§ **GIVEN EXERCISE**: Show every line in the items below that contains the word "Sign".

§ **EXTRACTED ENTRIES**:
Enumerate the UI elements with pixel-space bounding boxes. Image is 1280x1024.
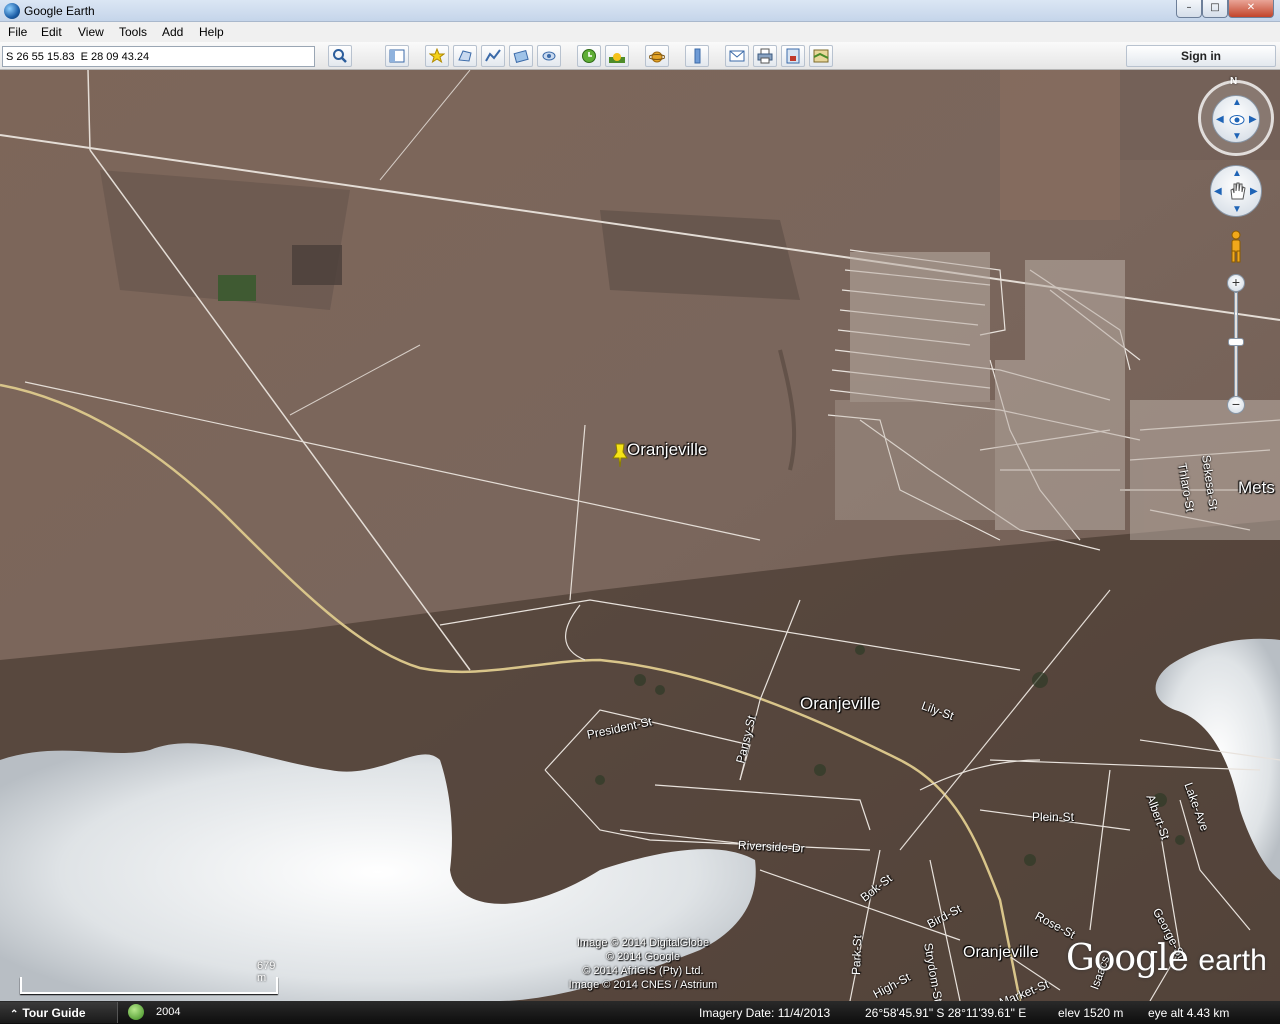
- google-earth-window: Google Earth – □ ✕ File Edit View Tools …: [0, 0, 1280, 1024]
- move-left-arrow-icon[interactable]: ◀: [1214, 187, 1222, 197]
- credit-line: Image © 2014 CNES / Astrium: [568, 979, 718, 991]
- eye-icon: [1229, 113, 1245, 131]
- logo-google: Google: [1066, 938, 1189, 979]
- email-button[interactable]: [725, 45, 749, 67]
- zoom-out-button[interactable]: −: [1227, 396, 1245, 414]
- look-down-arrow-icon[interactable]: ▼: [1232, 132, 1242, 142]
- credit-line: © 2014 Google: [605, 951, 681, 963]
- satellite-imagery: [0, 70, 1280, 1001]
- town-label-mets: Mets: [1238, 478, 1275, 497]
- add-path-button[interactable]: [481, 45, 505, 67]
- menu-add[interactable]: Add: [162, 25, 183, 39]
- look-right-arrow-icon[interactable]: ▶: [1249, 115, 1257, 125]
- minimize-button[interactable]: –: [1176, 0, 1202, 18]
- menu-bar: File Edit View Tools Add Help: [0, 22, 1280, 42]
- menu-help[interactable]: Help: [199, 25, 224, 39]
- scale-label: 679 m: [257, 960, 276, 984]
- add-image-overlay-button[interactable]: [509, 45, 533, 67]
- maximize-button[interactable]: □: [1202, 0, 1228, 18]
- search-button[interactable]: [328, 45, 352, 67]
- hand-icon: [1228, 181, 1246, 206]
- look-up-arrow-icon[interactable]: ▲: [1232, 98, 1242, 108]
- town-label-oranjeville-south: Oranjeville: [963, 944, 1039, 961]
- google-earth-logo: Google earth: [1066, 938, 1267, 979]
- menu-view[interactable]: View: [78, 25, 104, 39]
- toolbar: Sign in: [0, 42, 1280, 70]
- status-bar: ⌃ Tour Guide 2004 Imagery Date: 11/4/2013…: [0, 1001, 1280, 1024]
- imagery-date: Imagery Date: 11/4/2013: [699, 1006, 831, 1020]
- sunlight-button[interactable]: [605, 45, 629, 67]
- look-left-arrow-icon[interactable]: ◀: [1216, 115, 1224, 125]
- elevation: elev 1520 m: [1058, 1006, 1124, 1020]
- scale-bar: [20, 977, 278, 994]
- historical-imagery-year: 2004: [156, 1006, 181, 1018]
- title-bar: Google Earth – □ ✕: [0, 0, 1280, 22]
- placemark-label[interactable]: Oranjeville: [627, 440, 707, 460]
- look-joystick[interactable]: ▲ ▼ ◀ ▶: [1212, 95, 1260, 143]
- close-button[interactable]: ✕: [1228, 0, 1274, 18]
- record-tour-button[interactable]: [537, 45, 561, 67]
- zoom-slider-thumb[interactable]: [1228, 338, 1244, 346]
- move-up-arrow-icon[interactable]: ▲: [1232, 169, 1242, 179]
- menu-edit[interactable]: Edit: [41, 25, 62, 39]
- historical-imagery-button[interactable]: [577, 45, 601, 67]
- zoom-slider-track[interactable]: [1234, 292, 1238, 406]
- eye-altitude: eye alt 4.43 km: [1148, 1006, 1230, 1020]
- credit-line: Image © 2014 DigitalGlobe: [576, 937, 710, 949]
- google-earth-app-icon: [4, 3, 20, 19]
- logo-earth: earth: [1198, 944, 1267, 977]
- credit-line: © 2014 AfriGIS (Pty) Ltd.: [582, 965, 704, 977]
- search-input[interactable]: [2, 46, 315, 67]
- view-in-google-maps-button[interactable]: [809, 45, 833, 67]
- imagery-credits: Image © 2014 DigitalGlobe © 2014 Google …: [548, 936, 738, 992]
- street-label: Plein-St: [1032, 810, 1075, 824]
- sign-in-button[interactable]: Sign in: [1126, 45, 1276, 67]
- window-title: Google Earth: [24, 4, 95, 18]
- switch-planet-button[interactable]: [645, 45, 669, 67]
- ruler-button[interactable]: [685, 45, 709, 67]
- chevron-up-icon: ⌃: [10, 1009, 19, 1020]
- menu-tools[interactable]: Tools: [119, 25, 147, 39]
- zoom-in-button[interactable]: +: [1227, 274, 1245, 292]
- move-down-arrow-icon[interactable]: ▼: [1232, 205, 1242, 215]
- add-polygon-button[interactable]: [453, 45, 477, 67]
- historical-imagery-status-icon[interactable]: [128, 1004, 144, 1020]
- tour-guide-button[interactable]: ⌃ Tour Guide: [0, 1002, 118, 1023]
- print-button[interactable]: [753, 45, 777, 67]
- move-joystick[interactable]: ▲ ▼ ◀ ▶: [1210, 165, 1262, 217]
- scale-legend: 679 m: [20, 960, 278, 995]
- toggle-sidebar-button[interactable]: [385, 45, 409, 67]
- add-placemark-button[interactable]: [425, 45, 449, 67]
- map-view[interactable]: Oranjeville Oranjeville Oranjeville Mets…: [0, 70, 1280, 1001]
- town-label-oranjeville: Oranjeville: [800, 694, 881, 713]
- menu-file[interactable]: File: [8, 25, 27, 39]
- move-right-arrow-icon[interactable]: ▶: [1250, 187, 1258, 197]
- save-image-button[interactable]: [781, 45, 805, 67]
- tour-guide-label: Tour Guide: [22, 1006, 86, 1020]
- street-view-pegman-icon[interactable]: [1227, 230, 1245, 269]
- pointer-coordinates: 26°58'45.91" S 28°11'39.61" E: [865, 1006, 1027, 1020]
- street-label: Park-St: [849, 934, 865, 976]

§ **RESULT**:
- toolbar: Sign in: [0, 42, 1280, 70]
- sign-in-button[interactable]: Sign in: [1126, 45, 1276, 67]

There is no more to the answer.